* [Work instructions]: Where a line contains the word "某铁路企业甲公司与乙厂签订了一份旧设备转让合同", copy that line.

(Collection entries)

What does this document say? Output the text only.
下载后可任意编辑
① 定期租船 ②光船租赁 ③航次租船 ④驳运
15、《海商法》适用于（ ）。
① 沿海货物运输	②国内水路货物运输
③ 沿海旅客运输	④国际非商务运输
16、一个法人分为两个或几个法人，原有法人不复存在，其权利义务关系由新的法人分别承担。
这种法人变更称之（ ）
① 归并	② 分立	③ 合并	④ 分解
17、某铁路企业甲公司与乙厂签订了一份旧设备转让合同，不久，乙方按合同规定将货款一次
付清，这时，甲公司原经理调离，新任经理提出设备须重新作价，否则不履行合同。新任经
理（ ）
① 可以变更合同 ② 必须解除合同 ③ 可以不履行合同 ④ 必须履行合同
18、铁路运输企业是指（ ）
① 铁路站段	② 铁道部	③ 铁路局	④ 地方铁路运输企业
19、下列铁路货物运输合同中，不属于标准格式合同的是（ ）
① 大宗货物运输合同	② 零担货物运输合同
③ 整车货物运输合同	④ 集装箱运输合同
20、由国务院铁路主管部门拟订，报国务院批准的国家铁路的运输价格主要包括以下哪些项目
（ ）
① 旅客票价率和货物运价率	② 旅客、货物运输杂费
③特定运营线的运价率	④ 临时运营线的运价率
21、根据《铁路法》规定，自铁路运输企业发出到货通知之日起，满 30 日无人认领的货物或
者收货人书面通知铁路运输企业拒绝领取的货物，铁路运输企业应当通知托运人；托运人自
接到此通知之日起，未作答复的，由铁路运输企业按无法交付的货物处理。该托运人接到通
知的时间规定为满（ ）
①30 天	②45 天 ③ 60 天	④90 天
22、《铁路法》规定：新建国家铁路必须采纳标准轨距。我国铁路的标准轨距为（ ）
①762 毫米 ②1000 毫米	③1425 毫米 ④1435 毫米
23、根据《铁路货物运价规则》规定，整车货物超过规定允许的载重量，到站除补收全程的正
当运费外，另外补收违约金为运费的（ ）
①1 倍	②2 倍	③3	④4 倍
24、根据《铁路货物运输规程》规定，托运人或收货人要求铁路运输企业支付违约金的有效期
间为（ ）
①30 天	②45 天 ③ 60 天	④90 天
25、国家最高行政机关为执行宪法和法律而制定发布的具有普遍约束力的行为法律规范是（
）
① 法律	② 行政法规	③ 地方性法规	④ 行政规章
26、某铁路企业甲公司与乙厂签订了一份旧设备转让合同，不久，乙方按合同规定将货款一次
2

* [Response to the task]:
17、某铁路企业甲公司与乙厂签订了一份旧设备转让合同，不久，乙方按合同规定将货款一次
26、某铁路企业甲公司与乙厂签订了一份旧设备转让合同，不久，乙方按合同规定将货款一次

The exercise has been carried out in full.